(Data listing)
+ + + + + + +

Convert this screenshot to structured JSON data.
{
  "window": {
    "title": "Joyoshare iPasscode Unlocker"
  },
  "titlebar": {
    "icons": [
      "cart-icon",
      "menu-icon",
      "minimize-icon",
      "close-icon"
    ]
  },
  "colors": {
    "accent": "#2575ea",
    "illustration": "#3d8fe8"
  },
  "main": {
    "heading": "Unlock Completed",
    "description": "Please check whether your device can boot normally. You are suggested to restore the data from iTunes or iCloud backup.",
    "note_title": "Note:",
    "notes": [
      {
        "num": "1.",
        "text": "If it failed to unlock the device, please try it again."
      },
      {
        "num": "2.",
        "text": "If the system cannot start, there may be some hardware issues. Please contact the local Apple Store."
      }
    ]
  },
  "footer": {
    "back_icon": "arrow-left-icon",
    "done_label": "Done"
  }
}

+ + + + + + +

EXERCISE TASK —
Copy each line above that contains the string "text".

COMPLETED EXERCISE —
        "text": "If it failed to unlock the device, please try it again."
        "text": "If the system cannot start, there may be some hardware issues. Please contact the local Apple Store."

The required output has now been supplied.